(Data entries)

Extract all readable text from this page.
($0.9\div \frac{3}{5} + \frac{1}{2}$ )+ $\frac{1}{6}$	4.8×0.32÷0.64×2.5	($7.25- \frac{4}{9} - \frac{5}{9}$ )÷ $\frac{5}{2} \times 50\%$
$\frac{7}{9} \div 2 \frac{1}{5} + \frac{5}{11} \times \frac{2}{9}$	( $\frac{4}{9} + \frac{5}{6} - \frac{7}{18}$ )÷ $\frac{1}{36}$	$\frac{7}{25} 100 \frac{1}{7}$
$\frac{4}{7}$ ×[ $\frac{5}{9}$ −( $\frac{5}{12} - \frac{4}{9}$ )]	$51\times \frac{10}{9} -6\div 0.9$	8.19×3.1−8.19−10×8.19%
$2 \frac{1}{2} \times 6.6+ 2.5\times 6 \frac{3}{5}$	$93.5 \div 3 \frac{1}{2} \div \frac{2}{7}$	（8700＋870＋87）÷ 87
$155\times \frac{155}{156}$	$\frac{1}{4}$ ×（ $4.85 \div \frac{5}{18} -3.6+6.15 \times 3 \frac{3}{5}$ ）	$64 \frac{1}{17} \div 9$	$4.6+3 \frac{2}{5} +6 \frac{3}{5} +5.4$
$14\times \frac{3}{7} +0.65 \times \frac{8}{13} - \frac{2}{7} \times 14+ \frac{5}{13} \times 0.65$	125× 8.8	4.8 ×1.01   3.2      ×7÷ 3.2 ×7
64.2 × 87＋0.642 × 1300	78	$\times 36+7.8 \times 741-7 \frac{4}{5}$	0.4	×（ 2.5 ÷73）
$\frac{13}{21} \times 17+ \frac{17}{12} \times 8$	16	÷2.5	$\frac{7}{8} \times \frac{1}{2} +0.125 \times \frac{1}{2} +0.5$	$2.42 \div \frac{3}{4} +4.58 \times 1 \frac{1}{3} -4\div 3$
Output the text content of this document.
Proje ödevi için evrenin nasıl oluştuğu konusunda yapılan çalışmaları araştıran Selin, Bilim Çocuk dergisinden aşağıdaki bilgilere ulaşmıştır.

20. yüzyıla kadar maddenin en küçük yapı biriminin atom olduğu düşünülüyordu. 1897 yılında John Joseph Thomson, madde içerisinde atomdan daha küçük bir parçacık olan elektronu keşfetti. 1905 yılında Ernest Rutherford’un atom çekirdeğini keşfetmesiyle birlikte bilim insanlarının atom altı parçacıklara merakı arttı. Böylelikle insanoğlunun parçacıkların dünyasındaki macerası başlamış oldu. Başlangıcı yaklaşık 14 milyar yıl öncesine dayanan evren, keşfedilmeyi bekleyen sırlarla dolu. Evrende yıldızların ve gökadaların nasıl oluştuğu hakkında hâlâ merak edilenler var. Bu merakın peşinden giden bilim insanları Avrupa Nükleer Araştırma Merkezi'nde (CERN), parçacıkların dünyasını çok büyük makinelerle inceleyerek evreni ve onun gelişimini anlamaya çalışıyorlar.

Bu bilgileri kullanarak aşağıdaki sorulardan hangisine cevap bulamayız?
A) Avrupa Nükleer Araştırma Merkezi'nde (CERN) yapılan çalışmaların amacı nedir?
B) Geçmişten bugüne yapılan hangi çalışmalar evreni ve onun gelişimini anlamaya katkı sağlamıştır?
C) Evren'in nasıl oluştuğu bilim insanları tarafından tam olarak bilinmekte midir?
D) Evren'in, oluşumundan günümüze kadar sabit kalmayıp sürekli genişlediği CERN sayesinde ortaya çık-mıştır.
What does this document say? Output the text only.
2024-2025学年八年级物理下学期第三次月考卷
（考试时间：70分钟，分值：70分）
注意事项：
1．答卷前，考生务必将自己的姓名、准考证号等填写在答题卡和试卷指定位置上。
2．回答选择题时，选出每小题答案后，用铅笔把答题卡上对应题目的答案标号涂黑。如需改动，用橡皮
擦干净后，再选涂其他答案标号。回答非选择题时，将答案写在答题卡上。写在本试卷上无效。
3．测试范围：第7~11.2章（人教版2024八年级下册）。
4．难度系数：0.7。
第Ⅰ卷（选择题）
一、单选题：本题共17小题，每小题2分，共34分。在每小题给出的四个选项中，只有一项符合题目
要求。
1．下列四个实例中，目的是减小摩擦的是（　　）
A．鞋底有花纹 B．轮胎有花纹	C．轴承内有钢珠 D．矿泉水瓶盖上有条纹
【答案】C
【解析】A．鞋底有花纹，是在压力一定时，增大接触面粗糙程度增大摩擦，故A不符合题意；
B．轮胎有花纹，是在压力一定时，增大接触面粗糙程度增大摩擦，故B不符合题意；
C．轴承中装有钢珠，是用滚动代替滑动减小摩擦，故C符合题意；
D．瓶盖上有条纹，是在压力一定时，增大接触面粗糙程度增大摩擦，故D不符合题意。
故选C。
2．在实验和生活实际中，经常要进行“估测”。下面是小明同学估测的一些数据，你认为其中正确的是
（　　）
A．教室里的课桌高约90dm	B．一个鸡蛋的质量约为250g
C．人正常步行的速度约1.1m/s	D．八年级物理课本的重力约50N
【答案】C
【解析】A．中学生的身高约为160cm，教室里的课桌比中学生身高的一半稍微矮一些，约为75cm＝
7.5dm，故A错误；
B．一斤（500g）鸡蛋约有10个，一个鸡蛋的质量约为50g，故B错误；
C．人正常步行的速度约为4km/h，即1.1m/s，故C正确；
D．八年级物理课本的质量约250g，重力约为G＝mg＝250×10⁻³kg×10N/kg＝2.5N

- **Work to be completed**
Repeat all of the records above exactly as written.

- **Finished answer**
Extract all readable text from this page.
($0.9\div \frac{3}{5} + \frac{1}{2}$ )+ $\frac{1}{6}$	4.8×0.32÷0.64×2.5	($7.25- \frac{4}{9} - \frac{5}{9}$ )÷ $\frac{5}{2} \times 50\%$
$\frac{7}{9} \div 2 \frac{1}{5} + \frac{5}{11} \times \frac{2}{9}$	( $\frac{4}{9} + \frac{5}{6} - \frac{7}{18}$ )÷ $\frac{1}{36}$	$\frac{7}{25} 100 \frac{1}{7}$
$\frac{4}{7}$ ×[ $\frac{5}{9}$ −( $\frac{5}{12} - \frac{4}{9}$ )]	$51\times \frac{10}{9} -6\div 0.9$	8.19×3.1−8.19−10×8.19%
$2 \frac{1}{2} \times 6.6+ 2.5\times 6 \frac{3}{5}$	$93.5 \div 3 \frac{1}{2} \div \frac{2}{7}$	（8700＋870＋87）÷ 87
$155\times \frac{155}{156}$	$\frac{1}{4}$ ×（ $4.85 \div \frac{5}{18} -3.6+6.15 \times 3 \frac{3}{5}$ ）	$64 \frac{1}{17} \div 9$	$4.6+3 \frac{2}{5} +6 \frac{3}{5} +5.4$
$14\times \frac{3}{7} +0.65 \times \frac{8}{13} - \frac{2}{7} \times 14+ \frac{5}{13} \times 0.65$	125× 8.8	4.8 ×1.01   3.2      ×7÷ 3.2 ×7
64.2 × 87＋0.642 × 1300	78	$\times 36+7.8 \times 741-7 \frac{4}{5}$	0.4	×（ 2.5 ÷73）
$\frac{13}{21} \times 17+ \frac{17}{12} \times 8$	16	÷2.5	$\frac{7}{8} \times \frac{1}{2} +0.125 \times \frac{1}{2} +0.5$	$2.42 \div \frac{3}{4} +4.58 \times 1 \frac{1}{3} -4\div 3$
Output the text content of this document.
Proje ödevi için evrenin nasıl oluştuğu konusunda yapılan çalışmaları araştıran Selin, Bilim Çocuk dergisinden aşağıdaki bilgilere ulaşmıştır.

20. yüzyıla kadar maddenin en küçük yapı biriminin atom olduğu düşünülüyordu. 1897 yılında John Joseph Thomson, madde içerisinde atomdan daha küçük bir parçacık olan elektronu keşfetti. 1905 yılında Ernest Rutherford’un atom çekirdeğini keşfetmesiyle birlikte bilim insanlarının atom altı parçacıklara merakı arttı. Böylelikle insanoğlunun parçacıkların dünyasındaki macerası başlamış oldu. Başlangıcı yaklaşık 14 milyar yıl öncesine dayanan evren, keşfedilmeyi bekleyen sırlarla dolu. Evrende yıldızların ve gökadaların nasıl oluştuğu hakkında hâlâ merak edilenler var. Bu merakın peşinden giden bilim insanları Avrupa Nükleer Araştırma Merkezi'nde (CERN), parçacıkların dünyasını çok büyük makinelerle inceleyerek evreni ve onun gelişimini anlamaya çalışıyorlar.

Bu bilgileri kullanarak aşağıdaki sorulardan hangisine cevap bulamayız?
A) Avrupa Nükleer Araştırma Merkezi'nde (CERN) yapılan çalışmaların amacı nedir?
B) Geçmişten bugüne yapılan hangi çalışmalar evreni ve onun gelişimini anlamaya katkı sağlamıştır?
C) Evren'in nasıl oluştuğu bilim insanları tarafından tam olarak bilinmekte midir?
D) Evren'in, oluşumundan günümüze kadar sabit kalmayıp sürekli genişlediği CERN sayesinde ortaya çık-mıştır.
What does this document say? Output the text only.
2024-2025学年八年级物理下学期第三次月考卷
（考试时间：70分钟，分值：70分）
注意事项：
1．答卷前，考生务必将自己的姓名、准考证号等填写在答题卡和试卷指定位置上。
2．回答选择题时，选出每小题答案后，用铅笔把答题卡上对应题目的答案标号涂黑。如需改动，用橡皮
擦干净后，再选涂其他答案标号。回答非选择题时，将答案写在答题卡上。写在本试卷上无效。
3．测试范围：第7~11.2章（人教版2024八年级下册）。
4．难度系数：0.7。
第Ⅰ卷（选择题）
一、单选题：本题共17小题，每小题2分，共34分。在每小题给出的四个选项中，只有一项符合题目
要求。
1．下列四个实例中，目的是减小摩擦的是（　　）
A．鞋底有花纹 B．轮胎有花纹	C．轴承内有钢珠 D．矿泉水瓶盖上有条纹
【答案】C
【解析】A．鞋底有花纹，是在压力一定时，增大接触面粗糙程度增大摩擦，故A不符合题意；
B．轮胎有花纹，是在压力一定时，增大接触面粗糙程度增大摩擦，故B不符合题意；
C．轴承中装有钢珠，是用滚动代替滑动减小摩擦，故C符合题意；
D．瓶盖上有条纹，是在压力一定时，增大接触面粗糙程度增大摩擦，故D不符合题意。
故选C。
2．在实验和生活实际中，经常要进行“估测”。下面是小明同学估测的一些数据，你认为其中正确的是
（　　）
A．教室里的课桌高约90dm	B．一个鸡蛋的质量约为250g
C．人正常步行的速度约1.1m/s	D．八年级物理课本的重力约50N
【答案】C
【解析】A．中学生的身高约为160cm，教室里的课桌比中学生身高的一半稍微矮一些，约为75cm＝
7.5dm，故A错误；
B．一斤（500g）鸡蛋约有10个，一个鸡蛋的质量约为50g，故B错误；
C．人正常步行的速度约为4km/h，即1.1m/s，故C正确；
D．八年级物理课本的质量约250g，重力约为G＝mg＝250×10⁻³kg×10N/kg＝2.5N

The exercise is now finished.